— Start of DATA SHOWN —

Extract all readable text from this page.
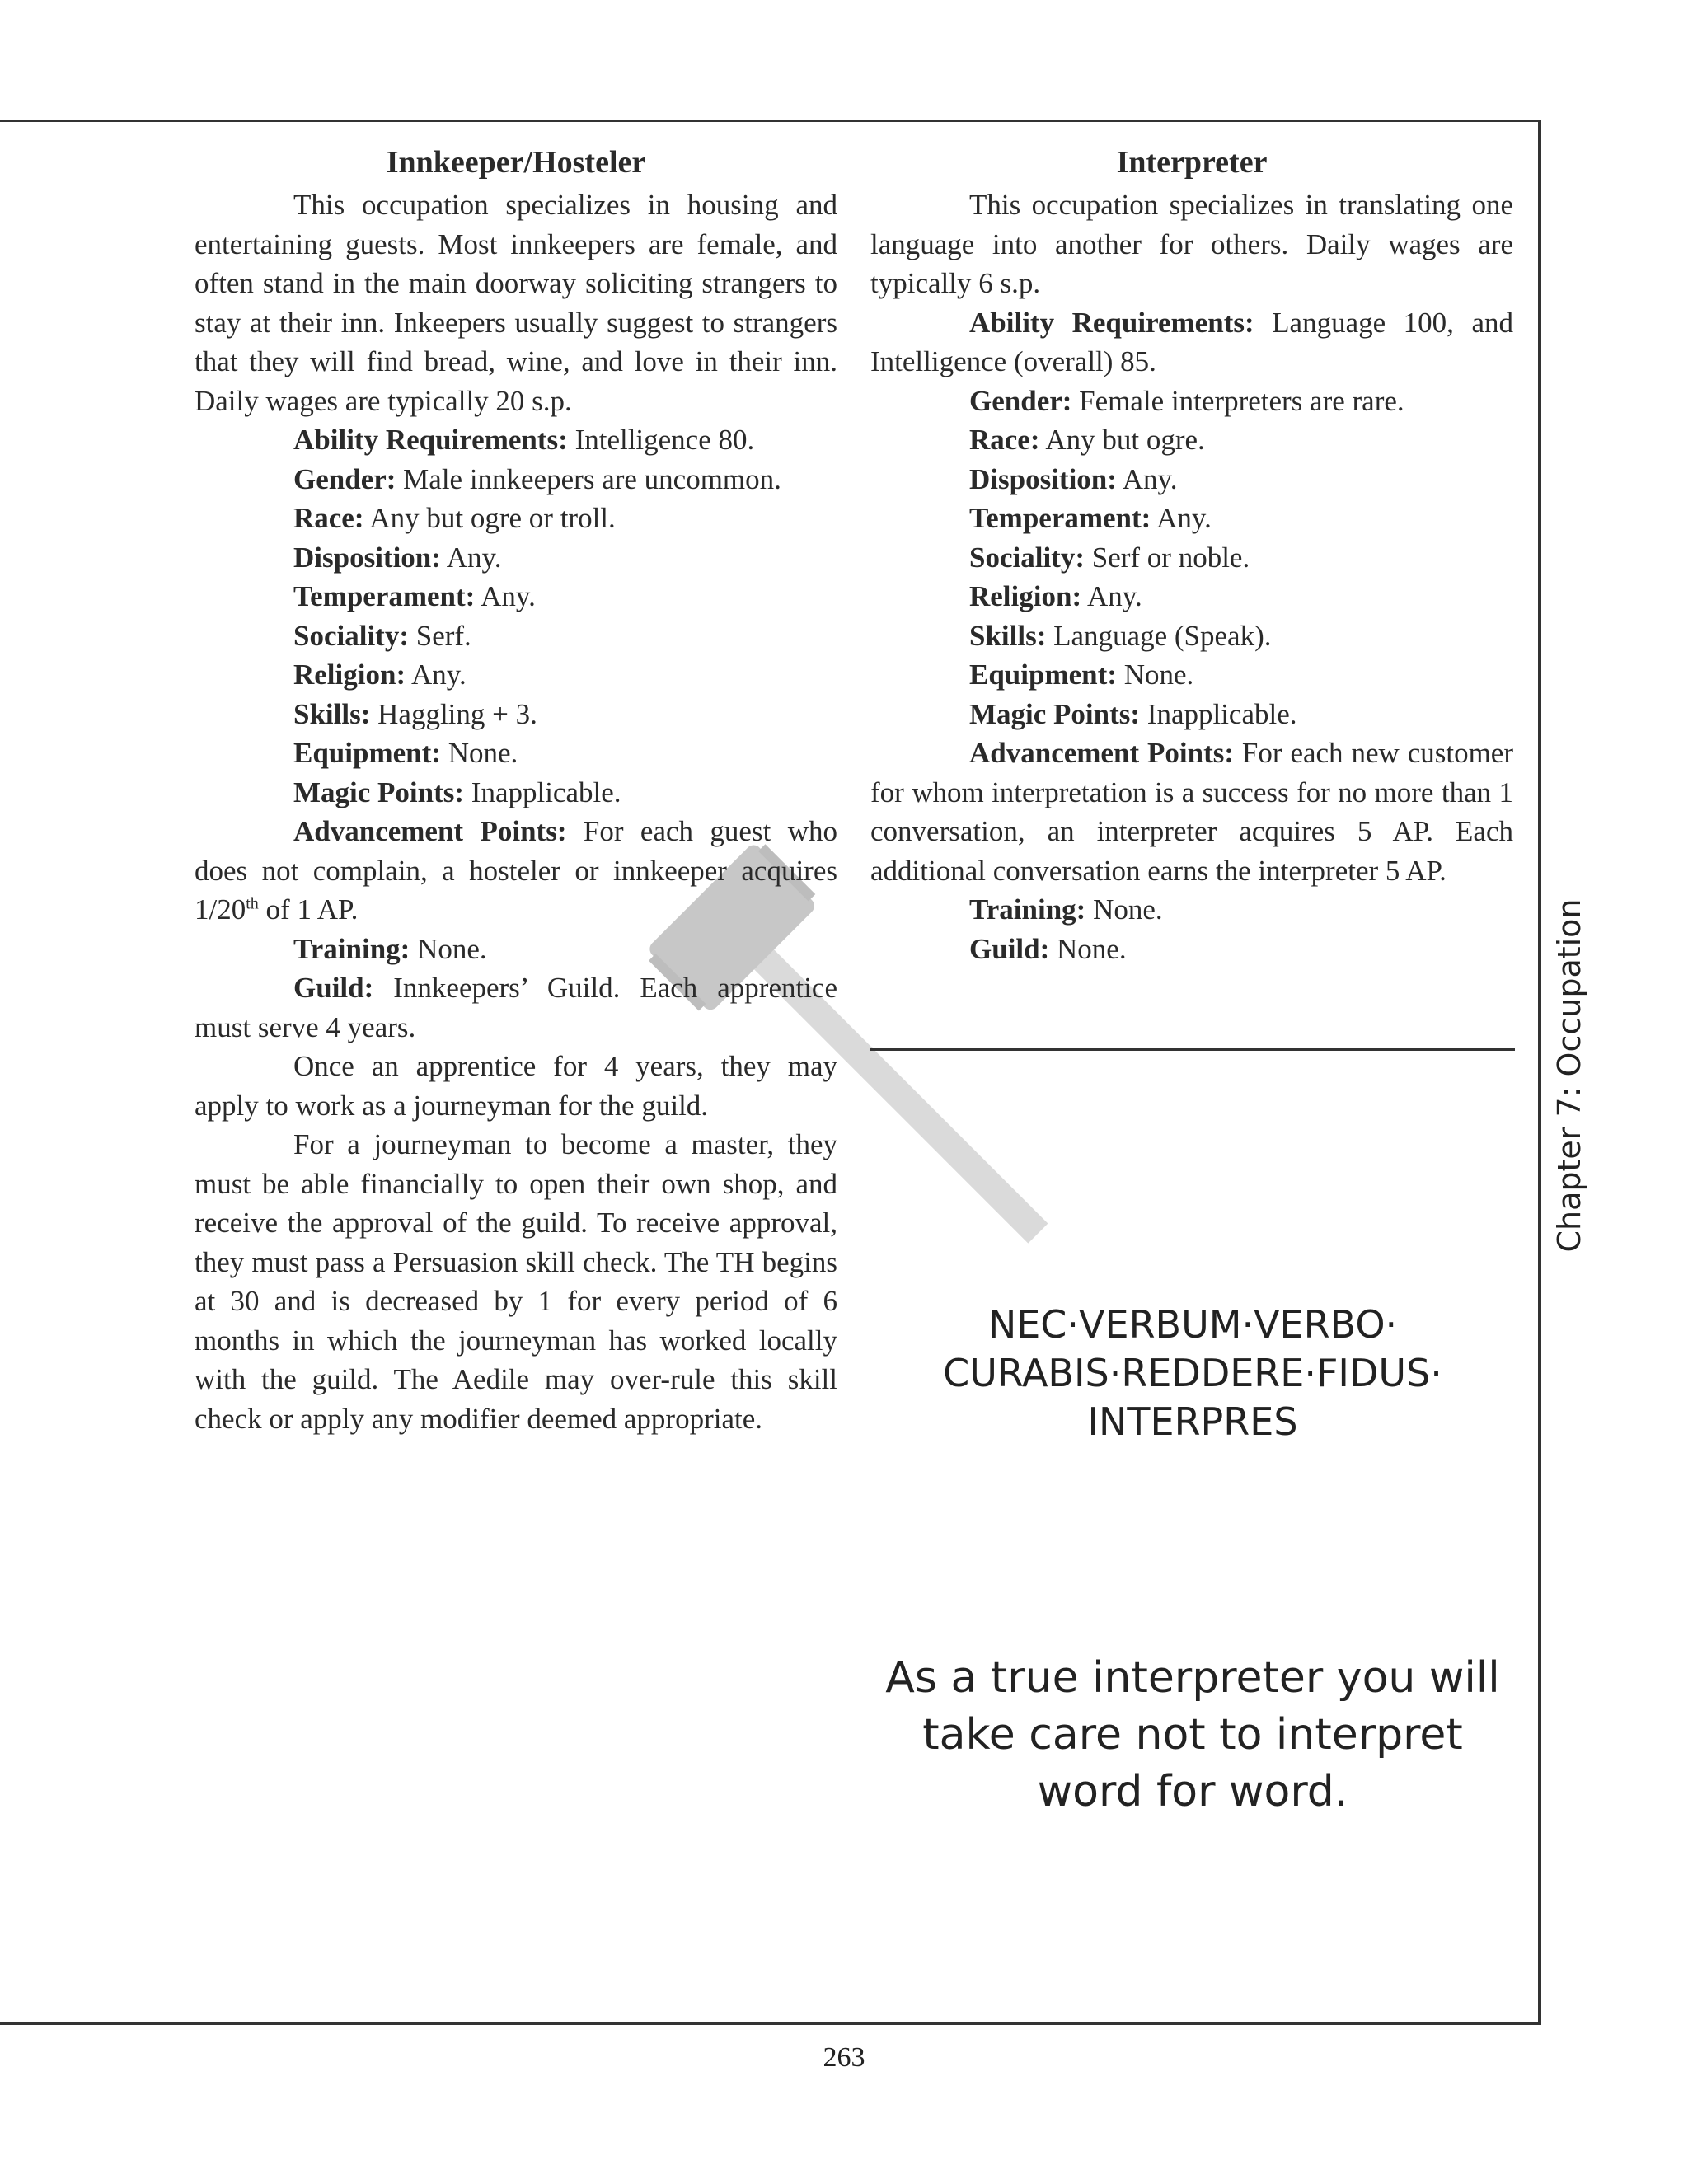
Innkeeper/Hosteler

This occupation specializes in housing and entertaining guests. Most innkeepers are female, and often stand in the main doorway soliciting strangers to stay at their inn. Inkeepers usually suggest to strangers that they will find bread, wine, and love in their inn. Daily wages are typically 20 s.p.

Ability Requirements: Intelligence 80.

Gender: Male innkeepers are uncommon.

Race: Any but ogre or troll.

Disposition: Any.

Temperament: Any.

Sociality: Serf.

Religion: Any.

Skills: Haggling + 3.

Equipment: None.

Magic Points: Inapplicable.

Advancement Points: For each guest who does not complain, a hosteler or innkeeper acquires 1/20th of 1 AP.

Training: None.

Guild: Innkeepers’ Guild. Each apprentice must serve 4 years.

Once an apprentice for 4 years, they may apply to work as a journeyman for the guild.

For a journeyman to become a master, they must be able financially to open their own shop, and receive the approval of the guild. To receive approval, they must pass a Persuasion skill check. The TH begins at 30 and is decreased by 1 for every period of 6 months in which the journeyman has worked locally with the guild. The Aedile may over-rule this skill check or apply any modifier deemed appropriate.

Interpreter

This occupation specializes in translating one language into another for others. Daily wages are typically 6 s.p.

Ability Requirements: Language 100, and Intelligence (overall) 85.

Gender: Female interpreters are rare.

Race: Any but ogre.

Disposition: Any.

Temperament: Any.

Sociality: Serf or noble.

Religion: Any.

Skills: Language (Speak).

Equipment: None.

Magic Points: Inapplicable.

Advancement Points: For each new customer for whom interpretation is a success for no more than 1 conversation, an interpreter acquires 5 AP. Each additional conversation earns the interpreter 5 AP.

Training: None.

Guild: None.

NEC·VERBUM·VERBO·
CURABIS·REDDERE·FIDUS·
INTERPRES
As a true interpreter you will
take care not to interpret
word for word.
Chapter 7: Occupation
263
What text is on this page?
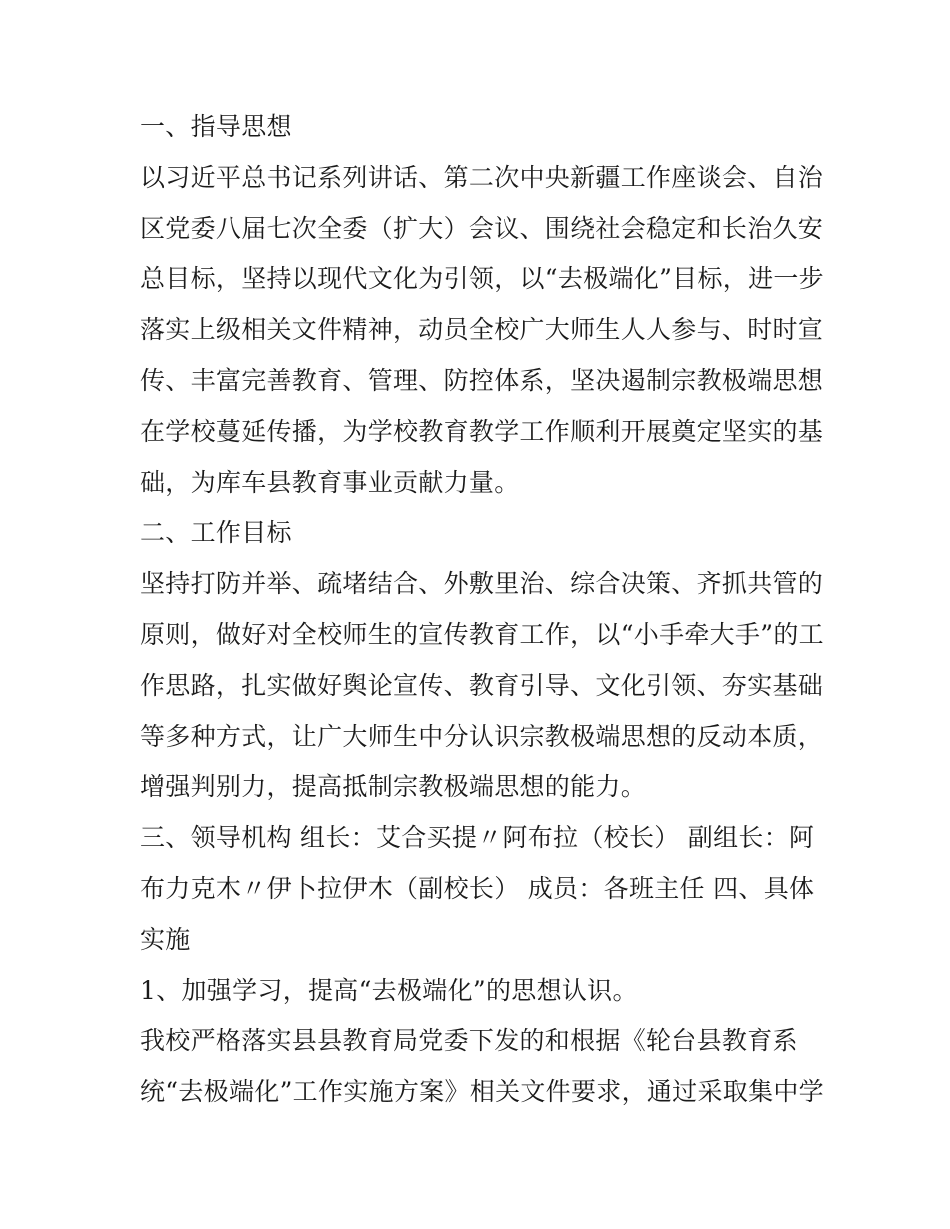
一、指导思想
以习近平总书记系列讲话、第二次中央新疆工作座谈会、自治
区党委八届七次全委（扩大）会议、围绕社会稳定和长治久安
总目标，坚持以现代文化为引领，以“去极端化”目标，进一步
落实上级相关文件精神，动员全校广大师生人人参与、时时宣
传、丰富完善教育、管理、防控体系，坚决遏制宗教极端思想
在学校蔓延传播，为学校教育教学工作顺利开展奠定坚实的基
础，为库车县教育事业贡献力量。
二、工作目标
坚持打防并举、疏堵结合、外敷里治、综合决策、齐抓共管的
原则，做好对全校师生的宣传教育工作，以“小手牵大手”的工
作思路，扎实做好舆论宣传、教育引导、文化引领、夯实基础
等多种方式，让广大师生中分认识宗教极端思想的反动本质，
增强判别力，提高抵制宗教极端思想的能力。
三、领导机构 组长：艾合买提〃阿布拉（校长） 副组长：阿
布力克木〃伊卜拉伊木（副校长） 成员：各班主任 四、具体
实施
1、加强学习，提高“去极端化”的思想认识。
我校严格落实县县教育局党委下发的和根据《轮台县教育系
统“去极端化”工作实施方案》相关文件要求，通过采取集中学
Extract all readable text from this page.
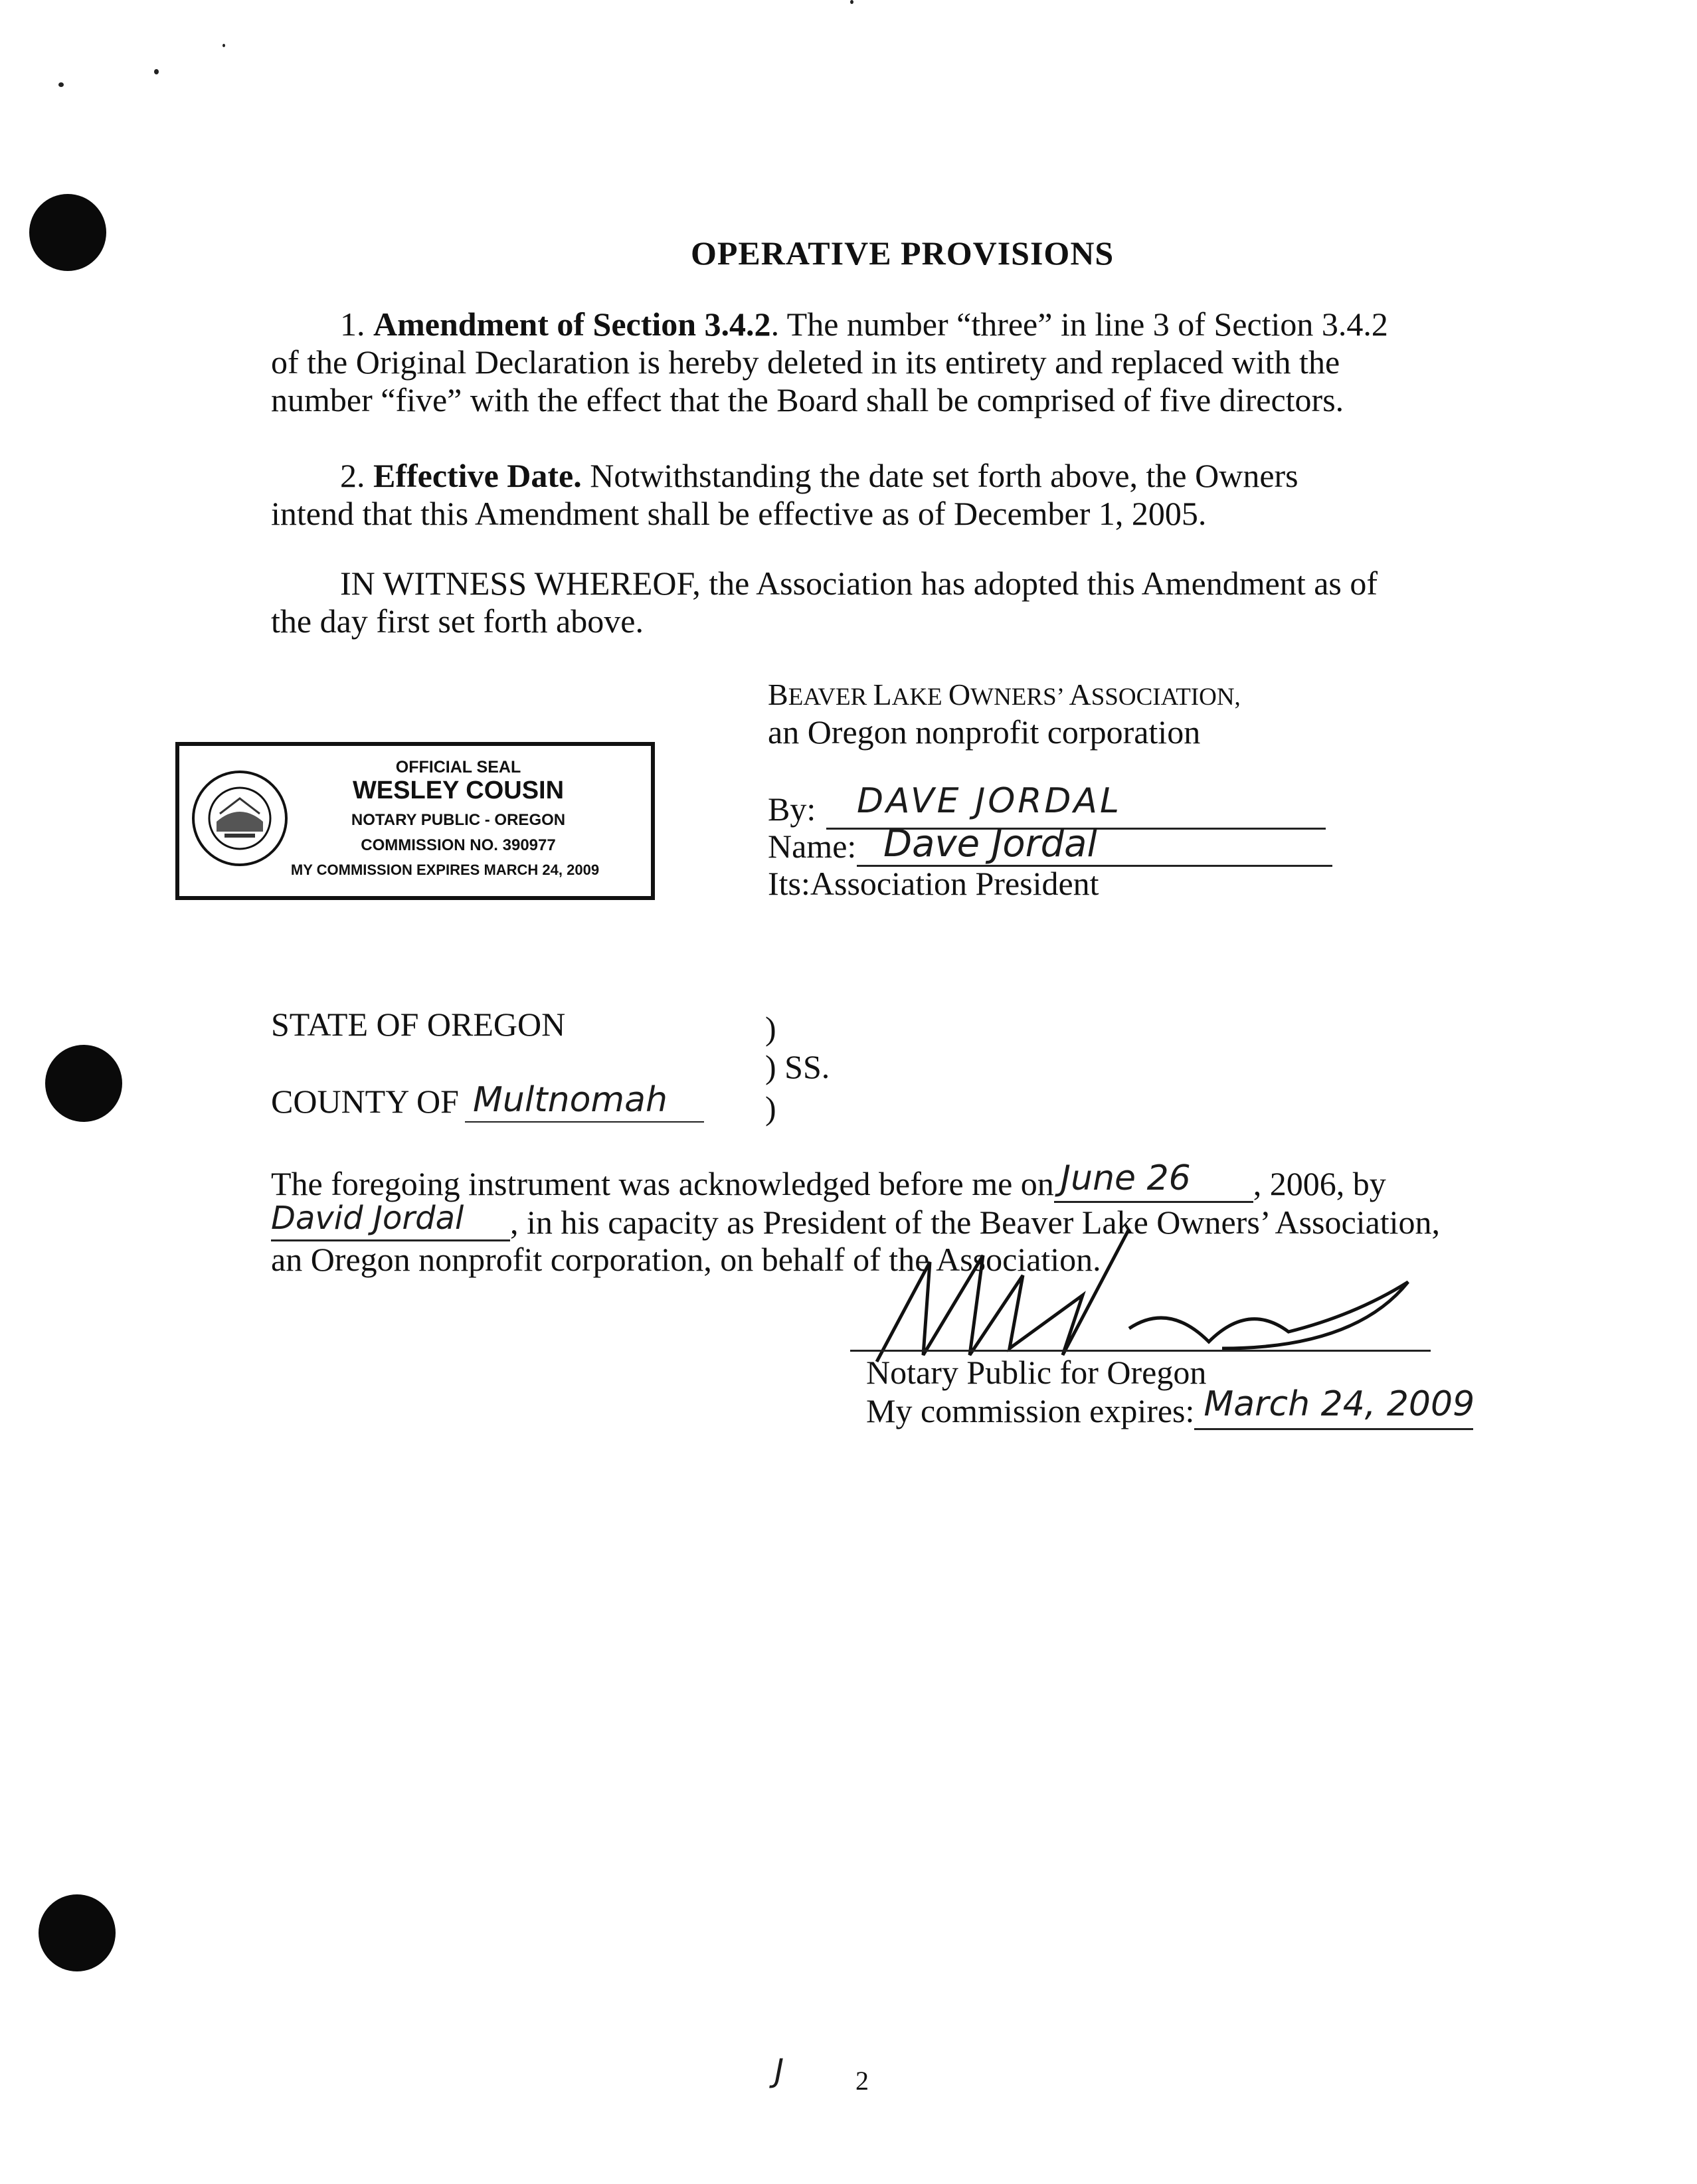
OPERATIVE PROVISIONS
1. Amendment of Section 3.4.2. The number “three” in line 3 of Section 3.4.2
of the Original Declaration is hereby deleted in its entirety and replaced with the
number “five” with the effect that the Board shall be comprised of five directors.
2. Effective Date. Notwithstanding the date set forth above, the Owners
intend that this Amendment shall be effective as of December 1, 2005.
IN WITNESS WHEREOF, the Association has adopted this Amendment as of
the day first set forth above.
BEAVER LAKE OWNERS’ ASSOCIATION,
an Oregon nonprofit corporation
By: DAVE JORDAL
Name: Dave Jordal
Its:Association President
OFFICIAL SEAL
WESLEY COUSIN
NOTARY PUBLIC - OREGON
COMMISSION NO. 390977
MY COMMISSION EXPIRES MARCH 24, 2009
STATE OF OREGON	)
) SS.
COUNTY OF Multnomah	)
The foregoing instrument was acknowledged before me on June 26 , 2006, by
David Jordal , in his capacity as President of the Beaver Lake Owners’ Association,
an Oregon nonprofit corporation, on behalf of the Association.
Notary Public for Oregon
My commission expires: March 24, 2009
J	2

— End of DATA SHOWN —

TASK OBJECTIVE » Extract each line holding the string "above".

WORKED SOLUTION »
2. Effective Date. Notwithstanding the date set forth above, the Owners
the day first set forth above.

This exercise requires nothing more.